[Stored entries]
---+---

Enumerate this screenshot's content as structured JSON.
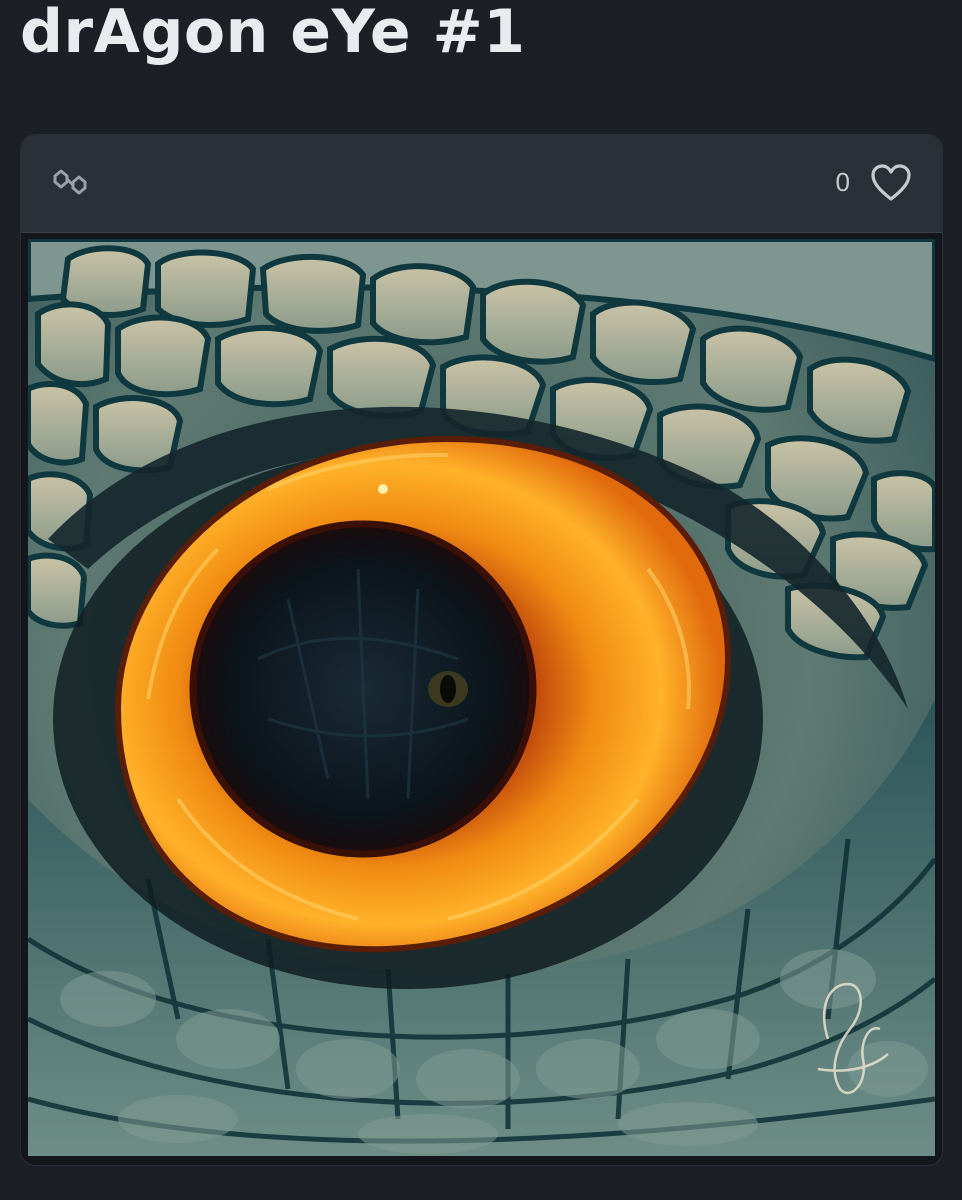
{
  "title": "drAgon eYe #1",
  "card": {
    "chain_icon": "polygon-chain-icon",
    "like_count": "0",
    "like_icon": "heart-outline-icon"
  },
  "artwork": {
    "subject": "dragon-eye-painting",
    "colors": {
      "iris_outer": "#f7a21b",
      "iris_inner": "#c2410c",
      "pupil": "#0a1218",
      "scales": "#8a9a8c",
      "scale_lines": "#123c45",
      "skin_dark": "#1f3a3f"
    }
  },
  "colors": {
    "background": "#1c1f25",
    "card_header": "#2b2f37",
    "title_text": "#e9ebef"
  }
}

---+---

§ **Set task**: Repeat everything in the records precisely. Images are excluded from the copy.

§ **Full answer**:
Enumerate this screenshot's content as structured JSON.
{
  "title": "drAgon eYe #1",
  "card": {
    "chain_icon": "polygon-chain-icon",
    "like_count": "0",
    "like_icon": "heart-outline-icon"
  },
  "artwork": {
    "subject": "dragon-eye-painting",
    "colors": {
      "iris_outer": "#f7a21b",
      "iris_inner": "#c2410c",
      "pupil": "#0a1218",
      "scales": "#8a9a8c",
      "scale_lines": "#123c45",
      "skin_dark": "#1f3a3f"
    }
  },
  "colors": {
    "background": "#1c1f25",
    "card_header": "#2b2f37",
    "title_text": "#e9ebef"
  }
}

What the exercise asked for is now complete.